Saved data entries:
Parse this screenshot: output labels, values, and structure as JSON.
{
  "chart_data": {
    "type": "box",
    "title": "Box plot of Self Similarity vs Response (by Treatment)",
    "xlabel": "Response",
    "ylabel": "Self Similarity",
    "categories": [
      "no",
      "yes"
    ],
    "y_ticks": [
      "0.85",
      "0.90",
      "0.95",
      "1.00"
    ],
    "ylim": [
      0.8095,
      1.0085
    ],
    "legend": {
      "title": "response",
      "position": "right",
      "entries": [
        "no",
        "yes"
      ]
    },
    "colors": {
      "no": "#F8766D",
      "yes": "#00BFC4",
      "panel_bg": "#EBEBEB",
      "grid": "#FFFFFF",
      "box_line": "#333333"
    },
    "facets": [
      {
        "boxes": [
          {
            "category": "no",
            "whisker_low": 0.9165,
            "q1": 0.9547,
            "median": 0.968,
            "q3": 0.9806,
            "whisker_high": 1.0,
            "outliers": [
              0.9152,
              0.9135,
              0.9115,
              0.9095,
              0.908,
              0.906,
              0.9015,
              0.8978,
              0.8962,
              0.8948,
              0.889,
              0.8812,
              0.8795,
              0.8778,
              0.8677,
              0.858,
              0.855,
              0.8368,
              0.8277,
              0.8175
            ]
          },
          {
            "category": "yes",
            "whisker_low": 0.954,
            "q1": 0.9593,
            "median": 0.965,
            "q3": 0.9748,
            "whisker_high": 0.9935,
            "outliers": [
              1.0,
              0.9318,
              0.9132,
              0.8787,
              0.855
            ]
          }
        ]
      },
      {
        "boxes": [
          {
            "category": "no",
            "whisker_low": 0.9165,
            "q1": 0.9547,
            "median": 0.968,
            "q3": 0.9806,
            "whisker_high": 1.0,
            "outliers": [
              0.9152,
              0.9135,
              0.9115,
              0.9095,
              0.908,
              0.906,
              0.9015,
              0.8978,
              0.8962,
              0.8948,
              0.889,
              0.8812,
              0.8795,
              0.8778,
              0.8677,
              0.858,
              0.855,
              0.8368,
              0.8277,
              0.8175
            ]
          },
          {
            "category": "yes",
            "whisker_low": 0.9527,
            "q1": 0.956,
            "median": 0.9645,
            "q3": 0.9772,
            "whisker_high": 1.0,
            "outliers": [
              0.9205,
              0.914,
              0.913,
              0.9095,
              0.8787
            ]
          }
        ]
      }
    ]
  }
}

▶ **Task description**:
Pick out and copy every line that contains the word "Self".

▶ **Solution for this task**:
    "title": "Box plot of Self Similarity vs Response (by Treatment)",
    "ylabel": "Self Similarity",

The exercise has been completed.